Start SUPPLIED ENTRIES

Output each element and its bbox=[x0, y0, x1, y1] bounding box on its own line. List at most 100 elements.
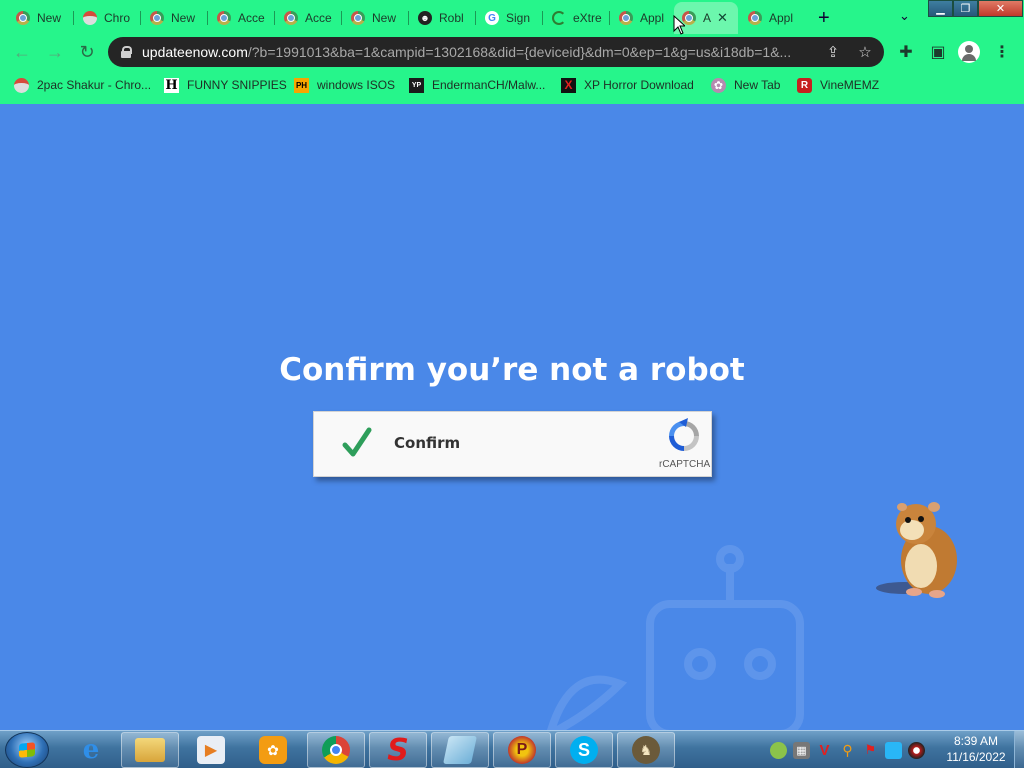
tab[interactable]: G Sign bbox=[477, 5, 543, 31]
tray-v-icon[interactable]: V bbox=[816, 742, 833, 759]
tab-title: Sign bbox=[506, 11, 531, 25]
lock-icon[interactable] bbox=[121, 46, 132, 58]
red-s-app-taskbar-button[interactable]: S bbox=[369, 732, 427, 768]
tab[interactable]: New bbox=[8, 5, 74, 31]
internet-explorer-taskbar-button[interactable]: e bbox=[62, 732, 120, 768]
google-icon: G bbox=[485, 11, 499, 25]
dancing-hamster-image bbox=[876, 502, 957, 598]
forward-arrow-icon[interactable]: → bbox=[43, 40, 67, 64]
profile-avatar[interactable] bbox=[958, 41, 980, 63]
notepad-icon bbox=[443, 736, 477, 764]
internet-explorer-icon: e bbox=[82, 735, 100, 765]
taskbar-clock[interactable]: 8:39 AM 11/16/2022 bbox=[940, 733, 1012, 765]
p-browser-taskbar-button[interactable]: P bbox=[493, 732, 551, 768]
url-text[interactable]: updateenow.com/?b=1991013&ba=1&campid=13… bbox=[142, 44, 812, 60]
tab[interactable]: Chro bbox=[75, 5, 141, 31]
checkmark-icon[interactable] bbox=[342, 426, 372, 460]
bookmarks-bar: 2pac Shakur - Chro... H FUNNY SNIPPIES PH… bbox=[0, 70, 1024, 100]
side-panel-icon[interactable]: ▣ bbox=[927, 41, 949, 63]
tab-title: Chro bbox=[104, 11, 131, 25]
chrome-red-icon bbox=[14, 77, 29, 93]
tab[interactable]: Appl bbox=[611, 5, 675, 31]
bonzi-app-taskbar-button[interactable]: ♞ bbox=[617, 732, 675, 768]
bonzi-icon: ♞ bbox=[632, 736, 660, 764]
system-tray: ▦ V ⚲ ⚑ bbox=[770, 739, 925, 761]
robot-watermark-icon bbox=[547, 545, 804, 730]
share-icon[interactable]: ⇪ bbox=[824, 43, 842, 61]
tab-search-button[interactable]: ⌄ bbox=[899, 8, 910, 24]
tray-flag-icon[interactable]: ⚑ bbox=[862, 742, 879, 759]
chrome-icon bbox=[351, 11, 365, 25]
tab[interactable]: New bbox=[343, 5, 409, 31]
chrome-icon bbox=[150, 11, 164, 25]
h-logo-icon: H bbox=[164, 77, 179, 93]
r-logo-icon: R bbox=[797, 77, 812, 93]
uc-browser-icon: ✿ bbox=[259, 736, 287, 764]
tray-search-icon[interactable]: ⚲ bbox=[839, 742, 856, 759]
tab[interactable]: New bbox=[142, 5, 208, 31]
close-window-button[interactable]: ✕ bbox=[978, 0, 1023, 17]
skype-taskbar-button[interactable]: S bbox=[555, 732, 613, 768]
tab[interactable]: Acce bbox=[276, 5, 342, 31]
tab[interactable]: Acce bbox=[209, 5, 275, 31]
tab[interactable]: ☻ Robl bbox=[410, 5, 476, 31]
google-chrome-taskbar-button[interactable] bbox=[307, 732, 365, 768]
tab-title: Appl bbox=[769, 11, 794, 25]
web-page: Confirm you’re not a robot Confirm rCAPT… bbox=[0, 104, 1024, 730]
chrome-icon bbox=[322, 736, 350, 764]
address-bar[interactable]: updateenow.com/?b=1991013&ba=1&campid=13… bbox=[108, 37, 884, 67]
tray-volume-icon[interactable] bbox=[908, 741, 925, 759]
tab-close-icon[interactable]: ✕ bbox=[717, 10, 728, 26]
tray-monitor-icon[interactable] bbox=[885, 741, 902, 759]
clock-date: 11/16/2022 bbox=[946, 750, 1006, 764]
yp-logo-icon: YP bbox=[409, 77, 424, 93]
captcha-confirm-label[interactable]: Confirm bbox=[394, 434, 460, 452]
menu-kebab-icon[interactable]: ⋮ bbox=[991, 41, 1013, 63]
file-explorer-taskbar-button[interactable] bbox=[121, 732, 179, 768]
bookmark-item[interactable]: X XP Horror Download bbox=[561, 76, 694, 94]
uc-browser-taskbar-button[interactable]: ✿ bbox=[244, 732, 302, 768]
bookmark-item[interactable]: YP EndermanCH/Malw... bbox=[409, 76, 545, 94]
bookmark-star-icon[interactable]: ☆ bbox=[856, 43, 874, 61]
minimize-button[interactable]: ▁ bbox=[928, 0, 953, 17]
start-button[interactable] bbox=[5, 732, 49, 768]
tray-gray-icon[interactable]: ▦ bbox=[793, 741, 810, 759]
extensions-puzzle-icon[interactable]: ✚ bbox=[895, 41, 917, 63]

End SUPPLIED ENTRIES

*TASK REQUIREMENTS*. Give the entries again with "clickable" substituted for each occurrence of "interactable", keeping every other part unchanged and omitting the pictures.

*RESPONSE TO THIS TASK*.
Output each element and its bbox=[x0, y0, x1, y1] bounding box on its own line. List at most 100 elements.
tab[clickable]: G Sign bbox=[477, 5, 543, 31]
tray-v-icon[clickable]: V bbox=[816, 742, 833, 759]
tab-title: Sign bbox=[506, 11, 531, 25]
lock-icon[clickable] bbox=[121, 46, 132, 58]
red-s-app-taskbar-button[clickable]: S bbox=[369, 732, 427, 768]
tab[clickable]: New bbox=[8, 5, 74, 31]
internet-explorer-taskbar-button[clickable]: e bbox=[62, 732, 120, 768]
google-icon: G bbox=[485, 11, 499, 25]
dancing-hamster-image bbox=[876, 502, 957, 598]
forward-arrow-icon[clickable]: → bbox=[43, 40, 67, 64]
profile-avatar[clickable] bbox=[958, 41, 980, 63]
notepad-icon bbox=[443, 736, 477, 764]
internet-explorer-icon: e bbox=[82, 735, 100, 765]
taskbar-clock[clickable]: 8:39 AM 11/16/2022 bbox=[940, 733, 1012, 765]
p-browser-taskbar-button[clickable]: P bbox=[493, 732, 551, 768]
url-text[clickable]: updateenow.com/?b=1991013&ba=1&campid=13… bbox=[142, 44, 812, 60]
tab[clickable]: Chro bbox=[75, 5, 141, 31]
checkmark-icon[clickable] bbox=[342, 426, 372, 460]
bookmarks-bar: 2pac Shakur - Chro... H FUNNY SNIPPIES PH… bbox=[0, 70, 1024, 100]
side-panel-icon[clickable]: ▣ bbox=[927, 41, 949, 63]
tab-title: Chro bbox=[104, 11, 131, 25]
chrome-red-icon bbox=[14, 77, 29, 93]
tab[clickable]: Appl bbox=[611, 5, 675, 31]
bonzi-app-taskbar-button[clickable]: ♞ bbox=[617, 732, 675, 768]
bonzi-icon: ♞ bbox=[632, 736, 660, 764]
system-tray: ▦ V ⚲ ⚑ bbox=[770, 739, 925, 761]
robot-watermark-icon bbox=[547, 545, 804, 730]
share-icon[clickable]: ⇪ bbox=[824, 43, 842, 61]
tab-search-button[clickable]: ⌄ bbox=[899, 8, 910, 24]
tray-flag-icon[clickable]: ⚑ bbox=[862, 742, 879, 759]
chrome-icon bbox=[351, 11, 365, 25]
tab[clickable]: New bbox=[343, 5, 409, 31]
chrome-icon bbox=[150, 11, 164, 25]
h-logo-icon: H bbox=[164, 77, 179, 93]
r-logo-icon: R bbox=[797, 77, 812, 93]
uc-browser-icon: ✿ bbox=[259, 736, 287, 764]
tray-search-icon[clickable]: ⚲ bbox=[839, 742, 856, 759]
tab[clickable]: New bbox=[142, 5, 208, 31]
close-window-button[clickable]: ✕ bbox=[978, 0, 1023, 17]
skype-taskbar-button[clickable]: S bbox=[555, 732, 613, 768]
tab[clickable]: Acce bbox=[276, 5, 342, 31]
tab[clickable]: Acce bbox=[209, 5, 275, 31]
tab[clickable]: ☻ Robl bbox=[410, 5, 476, 31]
google-chrome-taskbar-button[clickable] bbox=[307, 732, 365, 768]
tab-title: Appl bbox=[769, 11, 794, 25]
web-page: Confirm you’re not a robot Confirm rCAPT… bbox=[0, 104, 1024, 730]
chrome-icon bbox=[322, 736, 350, 764]
address-bar[clickable]: updateenow.com/?b=1991013&ba=1&campid=13… bbox=[108, 37, 884, 67]
tray-volume-icon[clickable] bbox=[908, 741, 925, 759]
tab-close-icon[clickable]: ✕ bbox=[717, 10, 728, 26]
tray-monitor-icon[clickable] bbox=[885, 741, 902, 759]
clock-date: 11/16/2022 bbox=[946, 750, 1006, 764]
yp-logo-icon: YP bbox=[409, 77, 424, 93]
captcha-confirm-label[clickable]: Confirm bbox=[394, 434, 460, 452]
menu-kebab-icon[clickable]: ⋮ bbox=[991, 41, 1013, 63]
file-explorer-taskbar-button[clickable] bbox=[121, 732, 179, 768]
bookmark-item[clickable]: X XP Horror Download bbox=[561, 76, 694, 94]
uc-browser-taskbar-button[clickable]: ✿ bbox=[244, 732, 302, 768]
bookmark-item[clickable]: YP EndermanCH/Malw... bbox=[409, 76, 545, 94]
bookmark-star-icon[clickable]: ☆ bbox=[856, 43, 874, 61]
minimize-button[clickable]: ▁ bbox=[928, 0, 953, 17]
start-button[clickable] bbox=[5, 732, 49, 768]
tray-gray-icon[clickable]: ▦ bbox=[793, 741, 810, 759]
extensions-puzzle-icon[clickable]: ✚ bbox=[895, 41, 917, 63]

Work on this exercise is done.